Written problem:
Show every line that has the string "другихъ" in it.

[begin Data provided]

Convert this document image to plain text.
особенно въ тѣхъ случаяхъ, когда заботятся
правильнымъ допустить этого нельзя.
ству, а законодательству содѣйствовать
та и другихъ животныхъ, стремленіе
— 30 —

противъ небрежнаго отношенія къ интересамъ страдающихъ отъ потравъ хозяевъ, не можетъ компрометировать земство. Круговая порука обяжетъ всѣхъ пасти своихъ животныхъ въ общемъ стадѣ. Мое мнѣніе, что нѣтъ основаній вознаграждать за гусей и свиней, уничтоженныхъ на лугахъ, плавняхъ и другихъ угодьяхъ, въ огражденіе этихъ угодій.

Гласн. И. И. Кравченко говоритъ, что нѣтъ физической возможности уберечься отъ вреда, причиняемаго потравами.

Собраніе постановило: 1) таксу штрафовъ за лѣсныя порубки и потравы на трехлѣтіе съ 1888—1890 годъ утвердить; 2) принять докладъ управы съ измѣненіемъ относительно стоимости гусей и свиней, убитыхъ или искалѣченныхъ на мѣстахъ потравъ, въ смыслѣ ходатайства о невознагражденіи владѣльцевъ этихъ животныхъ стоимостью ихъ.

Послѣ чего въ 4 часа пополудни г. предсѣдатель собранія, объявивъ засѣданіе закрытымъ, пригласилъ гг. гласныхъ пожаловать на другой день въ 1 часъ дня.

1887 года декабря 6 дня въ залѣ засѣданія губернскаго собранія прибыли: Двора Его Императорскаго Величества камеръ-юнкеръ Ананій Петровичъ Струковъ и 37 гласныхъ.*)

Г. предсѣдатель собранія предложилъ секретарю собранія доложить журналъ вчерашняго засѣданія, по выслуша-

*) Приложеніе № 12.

[end Data provided]

Result:
та и другихъ животныхъ, стремленіе
противъ небрежнаго отношенія къ интересамъ страдающихъ отъ потравъ хозяевъ, не можетъ компрометировать земство. Круговая порука обяжетъ всѣхъ пасти своихъ животныхъ въ общемъ стадѣ. Мое мнѣніе, что нѣтъ основаній вознаграждать за гусей и свиней, уничтоженныхъ на лугахъ, плавняхъ и другихъ угодьяхъ, въ огражденіе этихъ угодій.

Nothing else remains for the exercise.